Stored data entries:
+ + +

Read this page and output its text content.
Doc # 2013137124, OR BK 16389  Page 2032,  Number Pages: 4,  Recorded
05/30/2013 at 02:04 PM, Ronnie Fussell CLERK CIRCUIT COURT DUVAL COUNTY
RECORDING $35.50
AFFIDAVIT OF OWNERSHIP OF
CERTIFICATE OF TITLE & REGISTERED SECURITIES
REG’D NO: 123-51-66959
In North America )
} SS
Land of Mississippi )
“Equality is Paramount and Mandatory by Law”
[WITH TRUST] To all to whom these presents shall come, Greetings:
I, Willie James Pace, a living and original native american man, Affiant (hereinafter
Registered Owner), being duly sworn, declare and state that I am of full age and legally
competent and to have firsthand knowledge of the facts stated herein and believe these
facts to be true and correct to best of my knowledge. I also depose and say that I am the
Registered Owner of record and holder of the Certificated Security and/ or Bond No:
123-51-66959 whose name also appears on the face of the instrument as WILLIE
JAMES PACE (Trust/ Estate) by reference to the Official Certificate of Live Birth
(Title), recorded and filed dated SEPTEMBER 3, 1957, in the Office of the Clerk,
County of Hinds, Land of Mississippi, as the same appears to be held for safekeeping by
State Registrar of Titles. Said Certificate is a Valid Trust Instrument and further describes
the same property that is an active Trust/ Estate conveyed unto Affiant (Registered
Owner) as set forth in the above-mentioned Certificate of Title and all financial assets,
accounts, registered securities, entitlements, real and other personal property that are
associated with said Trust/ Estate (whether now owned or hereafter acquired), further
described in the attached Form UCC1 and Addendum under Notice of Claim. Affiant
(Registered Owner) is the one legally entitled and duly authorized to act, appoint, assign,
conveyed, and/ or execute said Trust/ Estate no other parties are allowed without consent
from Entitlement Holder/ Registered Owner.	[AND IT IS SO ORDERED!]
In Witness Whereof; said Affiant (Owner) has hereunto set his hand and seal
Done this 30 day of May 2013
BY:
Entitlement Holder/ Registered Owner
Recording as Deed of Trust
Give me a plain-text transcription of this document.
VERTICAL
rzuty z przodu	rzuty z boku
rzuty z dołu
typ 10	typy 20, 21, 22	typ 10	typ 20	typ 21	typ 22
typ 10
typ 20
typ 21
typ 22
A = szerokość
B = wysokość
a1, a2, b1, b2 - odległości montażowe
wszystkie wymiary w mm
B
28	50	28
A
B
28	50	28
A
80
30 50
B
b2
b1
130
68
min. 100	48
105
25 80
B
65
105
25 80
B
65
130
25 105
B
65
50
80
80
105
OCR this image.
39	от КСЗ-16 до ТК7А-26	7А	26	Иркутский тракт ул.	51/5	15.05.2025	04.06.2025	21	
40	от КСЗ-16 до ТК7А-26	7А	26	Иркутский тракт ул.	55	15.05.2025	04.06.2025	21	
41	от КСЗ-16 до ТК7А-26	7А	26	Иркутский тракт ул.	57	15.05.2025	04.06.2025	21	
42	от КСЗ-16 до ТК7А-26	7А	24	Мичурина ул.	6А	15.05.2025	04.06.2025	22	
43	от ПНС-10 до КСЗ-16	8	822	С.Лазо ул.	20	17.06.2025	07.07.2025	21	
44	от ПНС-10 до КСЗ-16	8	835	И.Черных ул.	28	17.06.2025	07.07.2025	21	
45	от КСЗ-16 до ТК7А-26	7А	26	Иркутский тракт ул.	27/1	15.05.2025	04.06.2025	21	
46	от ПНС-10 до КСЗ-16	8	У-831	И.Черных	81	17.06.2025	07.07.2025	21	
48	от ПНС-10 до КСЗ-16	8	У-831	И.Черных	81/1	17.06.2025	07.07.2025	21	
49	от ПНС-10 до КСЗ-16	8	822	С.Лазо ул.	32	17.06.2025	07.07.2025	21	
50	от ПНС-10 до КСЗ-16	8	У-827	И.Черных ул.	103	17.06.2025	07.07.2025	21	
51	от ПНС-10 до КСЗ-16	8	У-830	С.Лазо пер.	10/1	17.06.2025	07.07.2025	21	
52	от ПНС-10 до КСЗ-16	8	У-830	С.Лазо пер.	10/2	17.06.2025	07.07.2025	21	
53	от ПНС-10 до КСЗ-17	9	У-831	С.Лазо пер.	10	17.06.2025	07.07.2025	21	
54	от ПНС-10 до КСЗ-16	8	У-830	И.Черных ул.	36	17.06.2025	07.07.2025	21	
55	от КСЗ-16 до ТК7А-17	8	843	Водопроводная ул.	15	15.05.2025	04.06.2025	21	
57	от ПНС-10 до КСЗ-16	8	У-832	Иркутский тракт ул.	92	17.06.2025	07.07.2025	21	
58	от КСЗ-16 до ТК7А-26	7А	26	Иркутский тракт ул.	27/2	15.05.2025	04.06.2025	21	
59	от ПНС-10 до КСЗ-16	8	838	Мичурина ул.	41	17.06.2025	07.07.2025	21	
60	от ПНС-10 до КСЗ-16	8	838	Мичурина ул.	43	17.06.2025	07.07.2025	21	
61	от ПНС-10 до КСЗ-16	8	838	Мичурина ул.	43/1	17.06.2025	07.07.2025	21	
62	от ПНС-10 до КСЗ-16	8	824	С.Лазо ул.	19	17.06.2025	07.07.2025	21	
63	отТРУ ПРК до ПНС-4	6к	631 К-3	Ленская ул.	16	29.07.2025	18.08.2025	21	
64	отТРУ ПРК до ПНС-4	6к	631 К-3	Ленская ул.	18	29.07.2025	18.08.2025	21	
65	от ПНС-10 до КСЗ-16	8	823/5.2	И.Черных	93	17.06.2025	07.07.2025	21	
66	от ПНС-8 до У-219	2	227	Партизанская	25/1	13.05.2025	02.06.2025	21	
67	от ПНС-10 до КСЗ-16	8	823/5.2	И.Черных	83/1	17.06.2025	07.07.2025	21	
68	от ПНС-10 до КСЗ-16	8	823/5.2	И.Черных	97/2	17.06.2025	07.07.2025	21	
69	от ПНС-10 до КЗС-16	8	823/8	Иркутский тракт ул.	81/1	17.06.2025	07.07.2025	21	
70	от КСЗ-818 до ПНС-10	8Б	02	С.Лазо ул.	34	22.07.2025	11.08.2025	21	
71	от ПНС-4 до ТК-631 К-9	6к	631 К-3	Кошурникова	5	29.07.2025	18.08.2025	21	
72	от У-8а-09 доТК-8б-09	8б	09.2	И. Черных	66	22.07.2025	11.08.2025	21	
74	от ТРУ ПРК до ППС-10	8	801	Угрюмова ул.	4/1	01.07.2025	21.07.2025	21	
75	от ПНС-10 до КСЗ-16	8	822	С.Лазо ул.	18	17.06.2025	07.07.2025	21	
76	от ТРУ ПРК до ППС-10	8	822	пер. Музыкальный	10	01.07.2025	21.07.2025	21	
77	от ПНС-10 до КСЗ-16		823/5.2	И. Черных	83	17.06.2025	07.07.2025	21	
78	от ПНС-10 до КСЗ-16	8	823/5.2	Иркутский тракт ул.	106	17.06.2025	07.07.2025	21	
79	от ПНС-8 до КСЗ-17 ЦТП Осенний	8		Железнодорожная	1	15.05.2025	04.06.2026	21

+ + +

Task:
Write out each line of the data above again, exactly as given.

Finished exercise:
Read this page and output its text content.
Doc # 2013137124, OR BK 16389  Page 2032,  Number Pages: 4,  Recorded
05/30/2013 at 02:04 PM, Ronnie Fussell CLERK CIRCUIT COURT DUVAL COUNTY
RECORDING $35.50
AFFIDAVIT OF OWNERSHIP OF
CERTIFICATE OF TITLE & REGISTERED SECURITIES
REG’D NO: 123-51-66959
In North America )
} SS
Land of Mississippi )
“Equality is Paramount and Mandatory by Law”
[WITH TRUST] To all to whom these presents shall come, Greetings:
I, Willie James Pace, a living and original native american man, Affiant (hereinafter
Registered Owner), being duly sworn, declare and state that I am of full age and legally
competent and to have firsthand knowledge of the facts stated herein and believe these
facts to be true and correct to best of my knowledge. I also depose and say that I am the
Registered Owner of record and holder of the Certificated Security and/ or Bond No:
123-51-66959 whose name also appears on the face of the instrument as WILLIE
JAMES PACE (Trust/ Estate) by reference to the Official Certificate of Live Birth
(Title), recorded and filed dated SEPTEMBER 3, 1957, in the Office of the Clerk,
County of Hinds, Land of Mississippi, as the same appears to be held for safekeeping by
State Registrar of Titles. Said Certificate is a Valid Trust Instrument and further describes
the same property that is an active Trust/ Estate conveyed unto Affiant (Registered
Owner) as set forth in the above-mentioned Certificate of Title and all financial assets,
accounts, registered securities, entitlements, real and other personal property that are
associated with said Trust/ Estate (whether now owned or hereafter acquired), further
described in the attached Form UCC1 and Addendum under Notice of Claim. Affiant
(Registered Owner) is the one legally entitled and duly authorized to act, appoint, assign,
conveyed, and/ or execute said Trust/ Estate no other parties are allowed without consent
from Entitlement Holder/ Registered Owner.	[AND IT IS SO ORDERED!]
In Witness Whereof; said Affiant (Owner) has hereunto set his hand and seal
Done this 30 day of May 2013
BY:
Entitlement Holder/ Registered Owner
Recording as Deed of Trust
Give me a plain-text transcription of this document.
VERTICAL
rzuty z przodu	rzuty z boku
rzuty z dołu
typ 10	typy 20, 21, 22	typ 10	typ 20	typ 21	typ 22
typ 10
typ 20
typ 21
typ 22
A = szerokość
B = wysokość
a1, a2, b1, b2 - odległości montażowe
wszystkie wymiary w mm
B
28	50	28
A
B
28	50	28
A
80
30 50
B
b2
b1
130
68
min. 100	48
105
25 80
B
65
105
25 80
B
65
130
25 105
B
65
50
80
80
105
OCR this image.
39	от КСЗ-16 до ТК7А-26	7А	26	Иркутский тракт ул.	51/5	15.05.2025	04.06.2025	21	
40	от КСЗ-16 до ТК7А-26	7А	26	Иркутский тракт ул.	55	15.05.2025	04.06.2025	21	
41	от КСЗ-16 до ТК7А-26	7А	26	Иркутский тракт ул.	57	15.05.2025	04.06.2025	21	
42	от КСЗ-16 до ТК7А-26	7А	24	Мичурина ул.	6А	15.05.2025	04.06.2025	22	
43	от ПНС-10 до КСЗ-16	8	822	С.Лазо ул.	20	17.06.2025	07.07.2025	21	
44	от ПНС-10 до КСЗ-16	8	835	И.Черных ул.	28	17.06.2025	07.07.2025	21	
45	от КСЗ-16 до ТК7А-26	7А	26	Иркутский тракт ул.	27/1	15.05.2025	04.06.2025	21	
46	от ПНС-10 до КСЗ-16	8	У-831	И.Черных	81	17.06.2025	07.07.2025	21	
48	от ПНС-10 до КСЗ-16	8	У-831	И.Черных	81/1	17.06.2025	07.07.2025	21	
49	от ПНС-10 до КСЗ-16	8	822	С.Лазо ул.	32	17.06.2025	07.07.2025	21	
50	от ПНС-10 до КСЗ-16	8	У-827	И.Черных ул.	103	17.06.2025	07.07.2025	21	
51	от ПНС-10 до КСЗ-16	8	У-830	С.Лазо пер.	10/1	17.06.2025	07.07.2025	21	
52	от ПНС-10 до КСЗ-16	8	У-830	С.Лазо пер.	10/2	17.06.2025	07.07.2025	21	
53	от ПНС-10 до КСЗ-17	9	У-831	С.Лазо пер.	10	17.06.2025	07.07.2025	21	
54	от ПНС-10 до КСЗ-16	8	У-830	И.Черных ул.	36	17.06.2025	07.07.2025	21	
55	от КСЗ-16 до ТК7А-17	8	843	Водопроводная ул.	15	15.05.2025	04.06.2025	21	
57	от ПНС-10 до КСЗ-16	8	У-832	Иркутский тракт ул.	92	17.06.2025	07.07.2025	21	
58	от КСЗ-16 до ТК7А-26	7А	26	Иркутский тракт ул.	27/2	15.05.2025	04.06.2025	21	
59	от ПНС-10 до КСЗ-16	8	838	Мичурина ул.	41	17.06.2025	07.07.2025	21	
60	от ПНС-10 до КСЗ-16	8	838	Мичурина ул.	43	17.06.2025	07.07.2025	21	
61	от ПНС-10 до КСЗ-16	8	838	Мичурина ул.	43/1	17.06.2025	07.07.2025	21	
62	от ПНС-10 до КСЗ-16	8	824	С.Лазо ул.	19	17.06.2025	07.07.2025	21	
63	отТРУ ПРК до ПНС-4	6к	631 К-3	Ленская ул.	16	29.07.2025	18.08.2025	21	
64	отТРУ ПРК до ПНС-4	6к	631 К-3	Ленская ул.	18	29.07.2025	18.08.2025	21	
65	от ПНС-10 до КСЗ-16	8	823/5.2	И.Черных	93	17.06.2025	07.07.2025	21	
66	от ПНС-8 до У-219	2	227	Партизанская	25/1	13.05.2025	02.06.2025	21	
67	от ПНС-10 до КСЗ-16	8	823/5.2	И.Черных	83/1	17.06.2025	07.07.2025	21	
68	от ПНС-10 до КСЗ-16	8	823/5.2	И.Черных	97/2	17.06.2025	07.07.2025	21	
69	от ПНС-10 до КЗС-16	8	823/8	Иркутский тракт ул.	81/1	17.06.2025	07.07.2025	21	
70	от КСЗ-818 до ПНС-10	8Б	02	С.Лазо ул.	34	22.07.2025	11.08.2025	21	
71	от ПНС-4 до ТК-631 К-9	6к	631 К-3	Кошурникова	5	29.07.2025	18.08.2025	21	
72	от У-8а-09 доТК-8б-09	8б	09.2	И. Черных	66	22.07.2025	11.08.2025	21	
74	от ТРУ ПРК до ППС-10	8	801	Угрюмова ул.	4/1	01.07.2025	21.07.2025	21	
75	от ПНС-10 до КСЗ-16	8	822	С.Лазо ул.	18	17.06.2025	07.07.2025	21	
76	от ТРУ ПРК до ППС-10	8	822	пер. Музыкальный	10	01.07.2025	21.07.2025	21	
77	от ПНС-10 до КСЗ-16		823/5.2	И. Черных	83	17.06.2025	07.07.2025	21	
78	от ПНС-10 до КСЗ-16	8	823/5.2	Иркутский тракт ул.	106	17.06.2025	07.07.2025	21	
79	от ПНС-8 до КСЗ-17 ЦТП Осенний	8		Железнодорожная	1	15.05.2025	04.06.2026	21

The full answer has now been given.